(Stored data entries)
··········

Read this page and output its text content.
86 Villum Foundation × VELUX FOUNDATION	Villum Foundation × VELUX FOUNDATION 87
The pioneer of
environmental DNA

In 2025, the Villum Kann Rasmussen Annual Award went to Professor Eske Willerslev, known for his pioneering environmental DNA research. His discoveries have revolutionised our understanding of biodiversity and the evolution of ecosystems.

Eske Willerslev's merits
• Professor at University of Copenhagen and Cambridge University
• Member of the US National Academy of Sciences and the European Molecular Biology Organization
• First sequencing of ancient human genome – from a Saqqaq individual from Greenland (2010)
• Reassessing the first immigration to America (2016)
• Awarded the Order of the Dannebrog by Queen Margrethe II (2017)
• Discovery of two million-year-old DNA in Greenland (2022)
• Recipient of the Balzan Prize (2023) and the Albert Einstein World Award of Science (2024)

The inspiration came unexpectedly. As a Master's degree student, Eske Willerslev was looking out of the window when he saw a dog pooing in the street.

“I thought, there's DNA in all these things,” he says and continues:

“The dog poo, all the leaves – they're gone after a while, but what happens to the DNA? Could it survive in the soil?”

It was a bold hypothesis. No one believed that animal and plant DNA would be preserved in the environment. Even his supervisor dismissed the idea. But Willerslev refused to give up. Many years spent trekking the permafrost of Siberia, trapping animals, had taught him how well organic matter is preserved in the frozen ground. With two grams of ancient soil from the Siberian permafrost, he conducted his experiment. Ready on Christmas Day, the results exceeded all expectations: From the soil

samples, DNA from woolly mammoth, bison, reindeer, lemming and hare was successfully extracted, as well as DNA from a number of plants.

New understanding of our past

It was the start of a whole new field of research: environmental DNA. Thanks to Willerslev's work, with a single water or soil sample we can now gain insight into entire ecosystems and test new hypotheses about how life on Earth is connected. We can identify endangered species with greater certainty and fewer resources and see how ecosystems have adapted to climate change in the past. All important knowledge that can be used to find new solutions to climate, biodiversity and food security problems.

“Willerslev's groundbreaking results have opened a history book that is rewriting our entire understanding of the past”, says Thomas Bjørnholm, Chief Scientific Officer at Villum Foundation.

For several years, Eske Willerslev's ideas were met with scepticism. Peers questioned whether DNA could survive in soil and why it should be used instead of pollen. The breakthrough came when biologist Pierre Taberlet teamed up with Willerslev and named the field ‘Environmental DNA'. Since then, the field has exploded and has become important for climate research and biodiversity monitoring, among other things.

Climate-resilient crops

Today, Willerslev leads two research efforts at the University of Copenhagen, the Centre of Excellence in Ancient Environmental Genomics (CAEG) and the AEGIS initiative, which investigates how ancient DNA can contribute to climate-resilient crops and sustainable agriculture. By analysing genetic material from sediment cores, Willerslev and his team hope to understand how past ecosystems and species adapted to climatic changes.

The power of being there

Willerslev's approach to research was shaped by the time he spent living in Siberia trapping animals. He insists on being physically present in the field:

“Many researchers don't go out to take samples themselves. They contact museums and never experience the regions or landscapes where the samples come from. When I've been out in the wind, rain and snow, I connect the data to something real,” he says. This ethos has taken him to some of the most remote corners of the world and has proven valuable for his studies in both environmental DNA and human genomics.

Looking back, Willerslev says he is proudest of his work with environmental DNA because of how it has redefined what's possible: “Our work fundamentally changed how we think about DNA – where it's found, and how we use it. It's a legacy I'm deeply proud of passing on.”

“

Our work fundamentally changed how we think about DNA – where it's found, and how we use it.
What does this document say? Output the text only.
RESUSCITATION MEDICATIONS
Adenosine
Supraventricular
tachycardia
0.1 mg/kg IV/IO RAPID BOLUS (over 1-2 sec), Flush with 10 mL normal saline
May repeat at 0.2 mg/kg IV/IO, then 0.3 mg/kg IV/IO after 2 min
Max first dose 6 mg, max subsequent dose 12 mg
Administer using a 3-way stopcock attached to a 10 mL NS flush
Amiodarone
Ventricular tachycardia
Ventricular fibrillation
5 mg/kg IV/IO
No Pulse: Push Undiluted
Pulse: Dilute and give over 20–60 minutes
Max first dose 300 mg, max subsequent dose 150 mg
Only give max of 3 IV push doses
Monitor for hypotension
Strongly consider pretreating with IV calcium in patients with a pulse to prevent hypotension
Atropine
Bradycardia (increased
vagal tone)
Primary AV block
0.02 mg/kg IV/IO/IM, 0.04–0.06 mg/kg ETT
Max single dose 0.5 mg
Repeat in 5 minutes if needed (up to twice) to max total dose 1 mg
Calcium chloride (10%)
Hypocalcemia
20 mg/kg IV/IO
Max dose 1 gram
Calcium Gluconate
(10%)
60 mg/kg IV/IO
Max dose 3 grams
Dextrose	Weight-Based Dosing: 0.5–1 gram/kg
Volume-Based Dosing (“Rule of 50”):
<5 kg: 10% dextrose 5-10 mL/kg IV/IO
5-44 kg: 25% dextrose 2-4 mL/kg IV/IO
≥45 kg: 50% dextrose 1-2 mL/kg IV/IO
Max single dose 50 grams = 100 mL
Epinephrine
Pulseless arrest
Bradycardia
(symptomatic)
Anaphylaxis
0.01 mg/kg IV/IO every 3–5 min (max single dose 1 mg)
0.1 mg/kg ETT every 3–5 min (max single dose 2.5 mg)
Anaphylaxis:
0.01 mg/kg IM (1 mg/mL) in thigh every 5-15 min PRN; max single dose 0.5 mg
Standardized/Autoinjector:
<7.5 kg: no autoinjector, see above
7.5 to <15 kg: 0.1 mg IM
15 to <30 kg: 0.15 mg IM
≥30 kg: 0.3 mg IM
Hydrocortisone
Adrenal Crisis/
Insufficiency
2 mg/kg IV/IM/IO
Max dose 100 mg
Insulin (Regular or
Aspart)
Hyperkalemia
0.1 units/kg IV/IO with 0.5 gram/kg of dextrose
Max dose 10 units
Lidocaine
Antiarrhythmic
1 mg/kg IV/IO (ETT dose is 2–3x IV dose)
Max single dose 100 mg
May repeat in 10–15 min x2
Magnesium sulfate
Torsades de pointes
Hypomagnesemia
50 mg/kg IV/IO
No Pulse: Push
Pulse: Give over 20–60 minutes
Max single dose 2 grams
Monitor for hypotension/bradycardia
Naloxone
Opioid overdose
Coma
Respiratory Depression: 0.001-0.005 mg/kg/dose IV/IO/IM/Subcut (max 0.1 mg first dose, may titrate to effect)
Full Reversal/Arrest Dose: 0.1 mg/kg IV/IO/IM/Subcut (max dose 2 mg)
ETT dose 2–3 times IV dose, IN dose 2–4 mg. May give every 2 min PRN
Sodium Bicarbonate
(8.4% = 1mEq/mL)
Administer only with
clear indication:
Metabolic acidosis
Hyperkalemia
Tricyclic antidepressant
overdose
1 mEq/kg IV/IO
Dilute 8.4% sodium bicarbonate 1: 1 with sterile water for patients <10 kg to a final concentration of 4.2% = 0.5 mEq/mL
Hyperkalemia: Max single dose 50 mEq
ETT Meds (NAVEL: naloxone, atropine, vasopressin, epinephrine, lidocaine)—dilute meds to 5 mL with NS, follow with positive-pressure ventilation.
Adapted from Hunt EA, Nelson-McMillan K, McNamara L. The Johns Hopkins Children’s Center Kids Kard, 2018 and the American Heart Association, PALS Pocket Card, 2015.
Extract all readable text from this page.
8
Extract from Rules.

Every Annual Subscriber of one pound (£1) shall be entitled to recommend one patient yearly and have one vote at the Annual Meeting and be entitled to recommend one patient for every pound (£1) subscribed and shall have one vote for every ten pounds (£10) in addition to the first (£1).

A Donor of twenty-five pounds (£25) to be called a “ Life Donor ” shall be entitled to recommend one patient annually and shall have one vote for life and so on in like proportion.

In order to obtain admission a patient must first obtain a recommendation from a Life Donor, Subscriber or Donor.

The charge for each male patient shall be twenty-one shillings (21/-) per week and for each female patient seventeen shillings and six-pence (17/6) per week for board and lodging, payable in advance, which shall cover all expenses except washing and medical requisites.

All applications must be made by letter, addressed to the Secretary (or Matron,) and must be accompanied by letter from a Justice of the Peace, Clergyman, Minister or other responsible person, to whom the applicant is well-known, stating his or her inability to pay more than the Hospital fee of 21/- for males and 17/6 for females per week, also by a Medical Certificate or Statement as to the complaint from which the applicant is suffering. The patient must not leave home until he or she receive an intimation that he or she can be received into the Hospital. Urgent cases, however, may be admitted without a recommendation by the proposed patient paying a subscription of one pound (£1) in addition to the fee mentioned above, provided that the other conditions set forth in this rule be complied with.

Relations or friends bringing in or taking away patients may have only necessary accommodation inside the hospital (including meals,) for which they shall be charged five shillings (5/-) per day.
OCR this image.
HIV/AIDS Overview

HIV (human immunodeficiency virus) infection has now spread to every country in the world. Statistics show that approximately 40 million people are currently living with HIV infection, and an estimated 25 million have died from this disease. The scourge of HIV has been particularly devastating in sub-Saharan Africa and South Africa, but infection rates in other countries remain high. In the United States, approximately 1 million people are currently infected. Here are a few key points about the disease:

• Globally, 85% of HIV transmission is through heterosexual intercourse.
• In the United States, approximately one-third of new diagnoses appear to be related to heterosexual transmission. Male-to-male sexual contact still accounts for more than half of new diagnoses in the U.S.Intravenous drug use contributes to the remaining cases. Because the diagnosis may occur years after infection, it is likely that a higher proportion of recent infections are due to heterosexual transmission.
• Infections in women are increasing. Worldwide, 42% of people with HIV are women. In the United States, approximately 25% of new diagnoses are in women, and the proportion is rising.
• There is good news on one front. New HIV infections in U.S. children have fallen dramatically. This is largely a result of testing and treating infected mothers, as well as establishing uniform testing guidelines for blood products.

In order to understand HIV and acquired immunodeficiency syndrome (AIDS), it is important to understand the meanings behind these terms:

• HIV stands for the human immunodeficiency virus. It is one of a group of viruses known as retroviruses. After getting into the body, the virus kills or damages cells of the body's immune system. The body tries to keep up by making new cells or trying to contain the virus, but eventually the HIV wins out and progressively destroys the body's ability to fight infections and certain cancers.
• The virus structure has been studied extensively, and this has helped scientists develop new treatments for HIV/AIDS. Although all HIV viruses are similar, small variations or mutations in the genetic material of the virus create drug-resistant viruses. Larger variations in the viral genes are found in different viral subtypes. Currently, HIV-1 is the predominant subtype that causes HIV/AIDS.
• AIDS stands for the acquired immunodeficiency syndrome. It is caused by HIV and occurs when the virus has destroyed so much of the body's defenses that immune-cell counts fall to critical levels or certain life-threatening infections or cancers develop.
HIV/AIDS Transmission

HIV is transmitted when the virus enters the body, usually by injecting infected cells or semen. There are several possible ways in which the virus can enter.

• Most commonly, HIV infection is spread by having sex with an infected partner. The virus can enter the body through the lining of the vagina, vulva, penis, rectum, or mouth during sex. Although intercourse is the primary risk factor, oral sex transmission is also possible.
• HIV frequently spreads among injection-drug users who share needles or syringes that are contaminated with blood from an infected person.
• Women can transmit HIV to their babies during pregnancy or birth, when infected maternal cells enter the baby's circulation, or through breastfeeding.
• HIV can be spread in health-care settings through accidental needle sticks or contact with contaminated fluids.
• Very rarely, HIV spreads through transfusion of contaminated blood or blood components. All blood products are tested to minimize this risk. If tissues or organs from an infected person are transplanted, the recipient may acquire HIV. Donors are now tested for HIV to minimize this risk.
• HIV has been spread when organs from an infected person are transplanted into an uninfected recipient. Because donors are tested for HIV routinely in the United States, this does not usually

··········

(Task statement):
If a line above contains the word "units", it counts; state how many lines count, and nothing more.

(Response to the task):
2